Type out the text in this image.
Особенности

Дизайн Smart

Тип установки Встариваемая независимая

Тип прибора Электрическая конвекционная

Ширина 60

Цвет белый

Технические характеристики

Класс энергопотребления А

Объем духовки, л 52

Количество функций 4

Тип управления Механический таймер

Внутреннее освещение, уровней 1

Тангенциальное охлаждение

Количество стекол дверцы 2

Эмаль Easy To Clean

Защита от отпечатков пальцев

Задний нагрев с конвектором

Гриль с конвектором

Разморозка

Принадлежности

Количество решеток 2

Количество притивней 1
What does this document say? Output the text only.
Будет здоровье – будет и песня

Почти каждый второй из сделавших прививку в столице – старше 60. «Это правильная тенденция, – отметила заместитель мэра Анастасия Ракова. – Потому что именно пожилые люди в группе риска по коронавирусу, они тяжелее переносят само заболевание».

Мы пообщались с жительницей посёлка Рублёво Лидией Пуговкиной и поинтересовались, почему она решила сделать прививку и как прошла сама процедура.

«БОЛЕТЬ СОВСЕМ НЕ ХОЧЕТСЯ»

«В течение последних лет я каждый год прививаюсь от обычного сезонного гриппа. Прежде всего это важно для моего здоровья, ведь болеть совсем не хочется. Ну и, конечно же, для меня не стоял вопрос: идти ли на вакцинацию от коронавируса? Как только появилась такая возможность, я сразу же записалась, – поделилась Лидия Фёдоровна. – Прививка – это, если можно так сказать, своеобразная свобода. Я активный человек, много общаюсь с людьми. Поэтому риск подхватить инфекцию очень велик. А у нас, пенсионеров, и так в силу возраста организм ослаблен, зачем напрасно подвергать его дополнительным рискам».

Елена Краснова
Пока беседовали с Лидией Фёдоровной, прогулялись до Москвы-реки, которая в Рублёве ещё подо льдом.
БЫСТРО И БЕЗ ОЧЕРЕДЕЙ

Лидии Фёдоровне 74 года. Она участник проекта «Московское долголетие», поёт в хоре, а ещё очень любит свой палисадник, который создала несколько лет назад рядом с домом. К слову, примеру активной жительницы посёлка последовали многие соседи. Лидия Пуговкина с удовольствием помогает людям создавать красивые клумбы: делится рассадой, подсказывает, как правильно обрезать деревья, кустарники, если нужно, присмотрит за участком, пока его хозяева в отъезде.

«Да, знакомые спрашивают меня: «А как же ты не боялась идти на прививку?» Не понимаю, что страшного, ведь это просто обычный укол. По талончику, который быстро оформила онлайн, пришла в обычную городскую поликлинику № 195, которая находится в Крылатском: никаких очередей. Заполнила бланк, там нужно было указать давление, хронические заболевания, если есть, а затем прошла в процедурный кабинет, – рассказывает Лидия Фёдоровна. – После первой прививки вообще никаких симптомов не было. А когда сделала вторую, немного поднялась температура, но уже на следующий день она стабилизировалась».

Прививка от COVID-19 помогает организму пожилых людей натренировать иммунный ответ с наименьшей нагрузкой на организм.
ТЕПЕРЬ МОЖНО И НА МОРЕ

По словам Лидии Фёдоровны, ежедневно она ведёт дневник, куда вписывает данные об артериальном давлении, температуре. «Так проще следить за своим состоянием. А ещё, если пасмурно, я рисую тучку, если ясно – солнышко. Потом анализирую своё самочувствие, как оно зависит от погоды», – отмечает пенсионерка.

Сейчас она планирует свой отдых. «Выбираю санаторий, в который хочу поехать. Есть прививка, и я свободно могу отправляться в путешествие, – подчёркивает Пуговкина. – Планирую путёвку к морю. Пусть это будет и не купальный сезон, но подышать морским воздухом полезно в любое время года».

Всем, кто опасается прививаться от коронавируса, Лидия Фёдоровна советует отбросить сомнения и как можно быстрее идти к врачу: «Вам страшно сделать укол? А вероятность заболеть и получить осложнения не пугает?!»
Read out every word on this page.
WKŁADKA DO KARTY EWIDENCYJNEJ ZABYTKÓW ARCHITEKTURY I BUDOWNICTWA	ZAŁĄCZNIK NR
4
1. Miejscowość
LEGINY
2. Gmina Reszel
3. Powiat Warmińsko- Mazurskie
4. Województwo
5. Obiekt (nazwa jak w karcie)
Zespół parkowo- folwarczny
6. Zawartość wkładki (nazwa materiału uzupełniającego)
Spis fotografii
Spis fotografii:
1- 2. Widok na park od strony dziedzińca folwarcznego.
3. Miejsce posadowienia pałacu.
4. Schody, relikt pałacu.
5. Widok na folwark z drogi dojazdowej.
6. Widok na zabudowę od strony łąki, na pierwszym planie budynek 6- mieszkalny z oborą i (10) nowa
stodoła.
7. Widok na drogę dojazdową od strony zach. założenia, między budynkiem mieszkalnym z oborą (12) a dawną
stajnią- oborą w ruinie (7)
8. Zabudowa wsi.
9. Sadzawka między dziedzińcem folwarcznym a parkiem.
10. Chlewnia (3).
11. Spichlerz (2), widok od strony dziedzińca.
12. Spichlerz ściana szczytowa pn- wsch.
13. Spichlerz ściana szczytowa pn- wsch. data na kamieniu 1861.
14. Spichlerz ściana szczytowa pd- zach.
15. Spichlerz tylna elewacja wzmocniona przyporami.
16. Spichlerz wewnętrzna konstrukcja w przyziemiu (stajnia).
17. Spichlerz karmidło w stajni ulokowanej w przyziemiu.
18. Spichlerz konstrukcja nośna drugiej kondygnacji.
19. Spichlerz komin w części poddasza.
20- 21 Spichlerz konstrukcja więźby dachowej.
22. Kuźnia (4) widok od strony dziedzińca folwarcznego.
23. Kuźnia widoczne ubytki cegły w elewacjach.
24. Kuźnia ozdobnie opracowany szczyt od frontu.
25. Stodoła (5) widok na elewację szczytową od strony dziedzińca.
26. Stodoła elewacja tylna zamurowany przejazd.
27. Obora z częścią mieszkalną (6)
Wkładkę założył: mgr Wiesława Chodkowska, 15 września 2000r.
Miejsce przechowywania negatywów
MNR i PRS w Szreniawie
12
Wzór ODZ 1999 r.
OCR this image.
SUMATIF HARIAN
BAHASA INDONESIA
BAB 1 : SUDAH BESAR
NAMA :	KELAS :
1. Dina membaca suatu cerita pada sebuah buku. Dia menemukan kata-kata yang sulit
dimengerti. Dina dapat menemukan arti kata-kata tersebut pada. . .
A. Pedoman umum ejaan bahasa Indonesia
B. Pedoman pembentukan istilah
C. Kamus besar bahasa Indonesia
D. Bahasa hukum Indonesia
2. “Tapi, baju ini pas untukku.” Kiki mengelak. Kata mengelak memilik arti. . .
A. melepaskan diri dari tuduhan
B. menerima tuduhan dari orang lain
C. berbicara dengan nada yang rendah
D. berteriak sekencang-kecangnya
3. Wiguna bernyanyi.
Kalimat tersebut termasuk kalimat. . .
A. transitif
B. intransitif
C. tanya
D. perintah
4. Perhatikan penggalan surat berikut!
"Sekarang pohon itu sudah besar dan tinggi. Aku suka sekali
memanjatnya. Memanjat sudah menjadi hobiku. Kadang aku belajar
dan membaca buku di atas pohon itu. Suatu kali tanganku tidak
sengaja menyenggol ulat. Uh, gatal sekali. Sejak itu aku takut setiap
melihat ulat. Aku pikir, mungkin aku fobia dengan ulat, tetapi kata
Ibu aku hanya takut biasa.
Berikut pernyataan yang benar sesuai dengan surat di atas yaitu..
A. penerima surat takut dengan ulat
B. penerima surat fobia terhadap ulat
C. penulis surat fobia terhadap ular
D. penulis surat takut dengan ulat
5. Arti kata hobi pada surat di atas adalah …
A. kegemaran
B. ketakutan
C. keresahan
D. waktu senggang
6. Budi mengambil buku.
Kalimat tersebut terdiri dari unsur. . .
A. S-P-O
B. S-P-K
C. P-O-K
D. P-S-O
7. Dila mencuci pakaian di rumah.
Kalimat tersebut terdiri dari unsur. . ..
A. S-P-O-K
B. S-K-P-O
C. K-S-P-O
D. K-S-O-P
- - - - -
List each line in the listing that contains the string "sekali".

*Solution for this exercise*
"Sekarang pohon itu sudah besar dan tinggi. Aku suka sekali
sengaja menyenggol ulat. Uh, gatal sekali. Sejak itu aku takut setiap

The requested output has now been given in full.